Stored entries
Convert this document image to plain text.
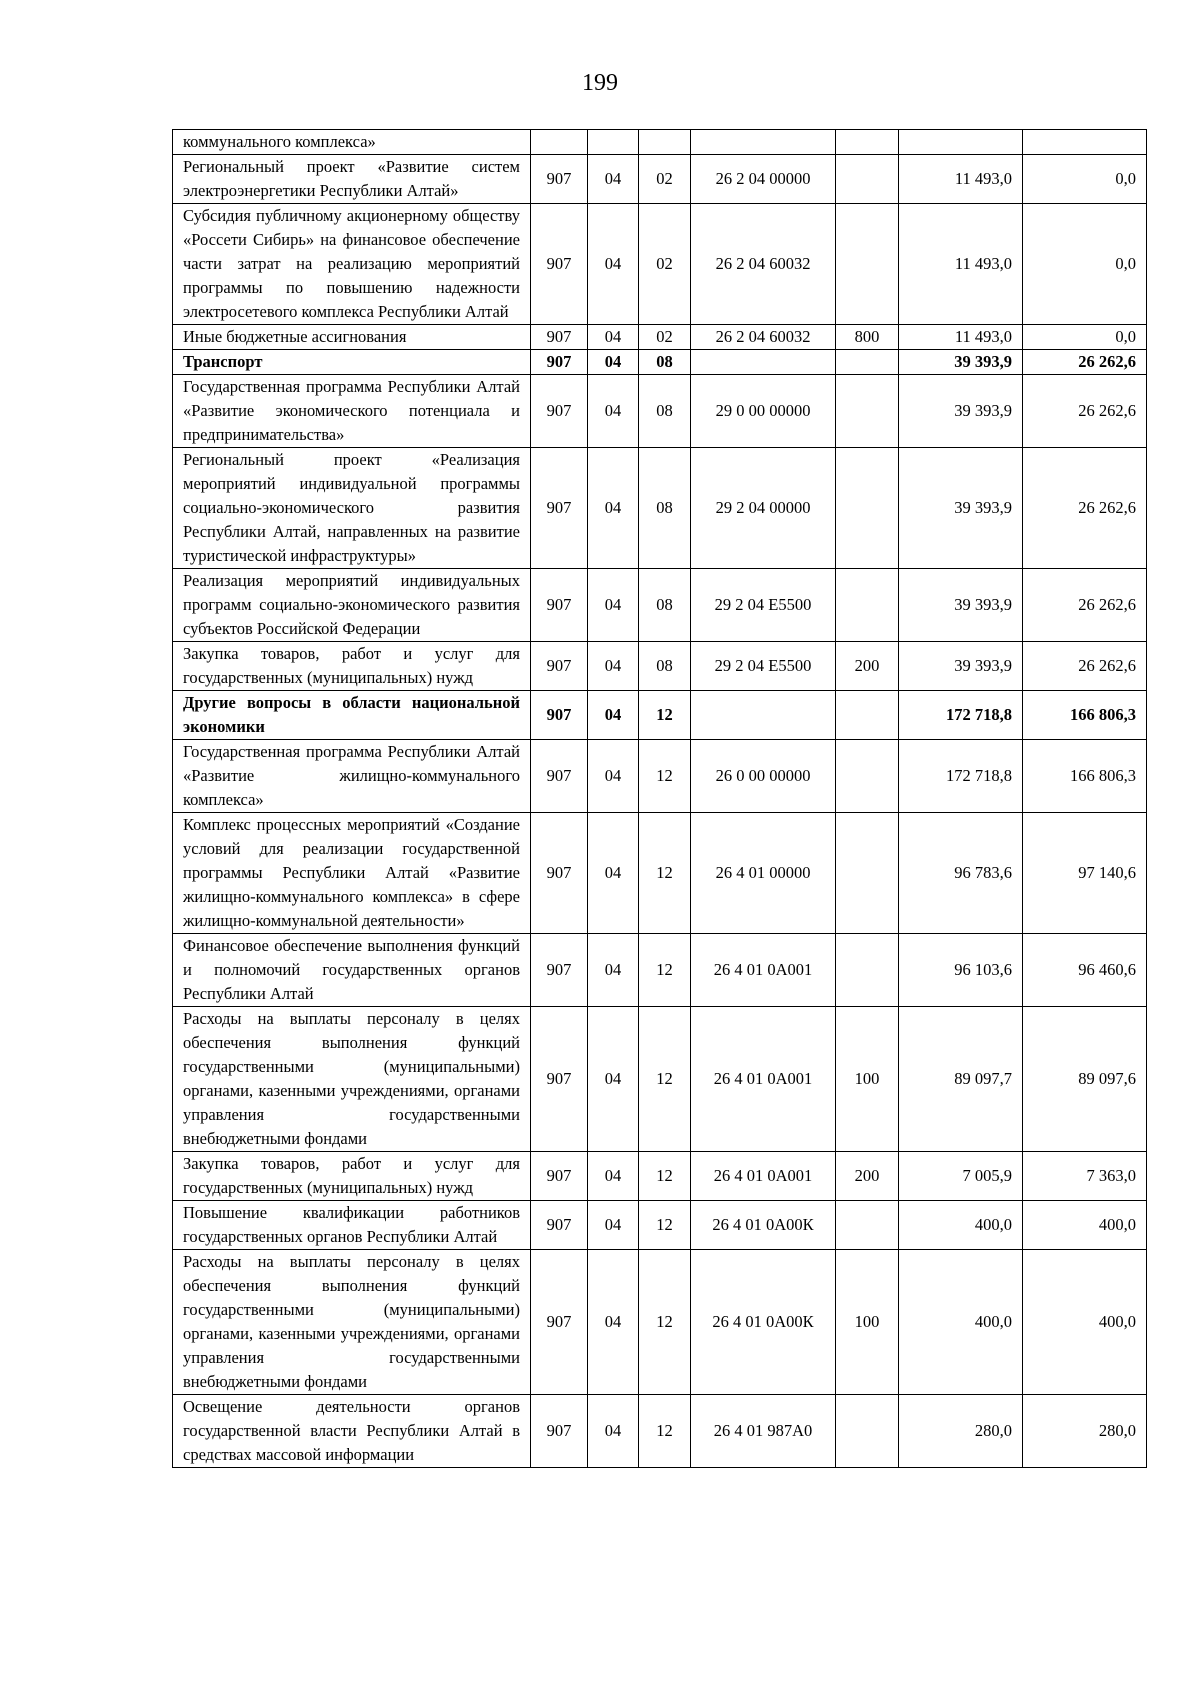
199
коммунального комплекса»							
Региональный проект «Развитие систем электроэнергетики Республики Алтай»	907	04	02	26 2 04 00000		11 493,0	0,0
Субсидия публичному акционерному обществу «Россети Сибирь» на финансовое обеспечение части затрат на реализацию мероприятий программы по повышению надежности электросетевого комплекса Республики Алтай	907	04	02	26 2 04 60032		11 493,0	0,0
Иные бюджетные ассигнования	907	04	02	26 2 04 60032	800	11 493,0	0,0
Транспорт	907	04	08			39 393,9	26 262,6
Государственная программа Республики Алтай «Развитие экономического потенциала и предпринимательства»	907	04	08	29 0 00 00000		39 393,9	26 262,6
Региональный проект «Реализация мероприятий индивидуальной программы социально-экономического развития Республики Алтай, направленных на развитие туристической инфраструктуры»	907	04	08	29 2 04 00000		39 393,9	26 262,6
Реализация мероприятий индивидуальных программ социально-экономического развития субъектов Российской Федерации	907	04	08	29 2 04 Е5500		39 393,9	26 262,6
Закупка товаров, работ и услуг для государственных (муниципальных) нужд	907	04	08	29 2 04 Е5500	200	39 393,9	26 262,6
Другие вопросы в области национальной экономики	907	04	12			172 718,8	166 806,3
Государственная программа Республики Алтай «Развитие жилищно-коммунального комплекса»	907	04	12	26 0 00 00000		172 718,8	166 806,3
Комплекс процессных мероприятий «Создание условий для реализации государственной программы Республики Алтай «Развитие жилищно-коммунального комплекса» в сфере жилищно-коммунальной деятельности»	907	04	12	26 4 01 00000		96 783,6	97 140,6
Финансовое обеспечение выполнения функций и полномочий государственных органов Республики Алтай	907	04	12	26 4 01 0А001		96 103,6	96 460,6
Расходы на выплаты персоналу в целях обеспечения выполнения функций государственными (муниципальными) органами, казенными учреждениями, органами управления государственными внебюджетными фондами	907	04	12	26 4 01 0А001	100	89 097,7	89 097,6
Закупка товаров, работ и услуг для государственных (муниципальных) нужд	907	04	12	26 4 01 0А001	200	7 005,9	7 363,0
Повышение квалификации работников государственных органов Республики Алтай	907	04	12	26 4 01 0А00К		400,0	400,0
Расходы на выплаты персоналу в целях обеспечения выполнения функций государственными (муниципальными) органами, казенными учреждениями, органами управления государственными внебюджетными фондами	907	04	12	26 4 01 0А00К	100	400,0	400,0
Освещение деятельности органов государственной власти Республики Алтай в средствах массовой информации	907	04	12	26 4 01 987А0		280,0	280,0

> _DIRECTIONS_: Retype the whole listing, keeping every line identical and omitting all pictures.

> _TASK ANSWER_:
Convert this document image to plain text.
199
коммунального комплекса»							
Региональный проект «Развитие систем электроэнергетики Республики Алтай»	907	04	02	26 2 04 00000		11 493,0	0,0
Субсидия публичному акционерному обществу «Россети Сибирь» на финансовое обеспечение части затрат на реализацию мероприятий программы по повышению надежности электросетевого комплекса Республики Алтай	907	04	02	26 2 04 60032		11 493,0	0,0
Иные бюджетные ассигнования	907	04	02	26 2 04 60032	800	11 493,0	0,0
Транспорт	907	04	08			39 393,9	26 262,6
Государственная программа Республики Алтай «Развитие экономического потенциала и предпринимательства»	907	04	08	29 0 00 00000		39 393,9	26 262,6
Региональный проект «Реализация мероприятий индивидуальной программы социально-экономического развития Республики Алтай, направленных на развитие туристической инфраструктуры»	907	04	08	29 2 04 00000		39 393,9	26 262,6
Реализация мероприятий индивидуальных программ социально-экономического развития субъектов Российской Федерации	907	04	08	29 2 04 Е5500		39 393,9	26 262,6
Закупка товаров, работ и услуг для государственных (муниципальных) нужд	907	04	08	29 2 04 Е5500	200	39 393,9	26 262,6
Другие вопросы в области национальной экономики	907	04	12			172 718,8	166 806,3
Государственная программа Республики Алтай «Развитие жилищно-коммунального комплекса»	907	04	12	26 0 00 00000		172 718,8	166 806,3
Комплекс процессных мероприятий «Создание условий для реализации государственной программы Республики Алтай «Развитие жилищно-коммунального комплекса» в сфере жилищно-коммунальной деятельности»	907	04	12	26 4 01 00000		96 783,6	97 140,6
Финансовое обеспечение выполнения функций и полномочий государственных органов Республики Алтай	907	04	12	26 4 01 0А001		96 103,6	96 460,6
Расходы на выплаты персоналу в целях обеспечения выполнения функций государственными (муниципальными) органами, казенными учреждениями, органами управления государственными внебюджетными фондами	907	04	12	26 4 01 0А001	100	89 097,7	89 097,6
Закупка товаров, работ и услуг для государственных (муниципальных) нужд	907	04	12	26 4 01 0А001	200	7 005,9	7 363,0
Повышение квалификации работников государственных органов Республики Алтай	907	04	12	26 4 01 0А00К		400,0	400,0
Расходы на выплаты персоналу в целях обеспечения выполнения функций государственными (муниципальными) органами, казенными учреждениями, органами управления государственными внебюджетными фондами	907	04	12	26 4 01 0А00К	100	400,0	400,0
Освещение деятельности органов государственной власти Республики Алтай в средствах массовой информации	907	04	12	26 4 01 987А0		280,0	280,0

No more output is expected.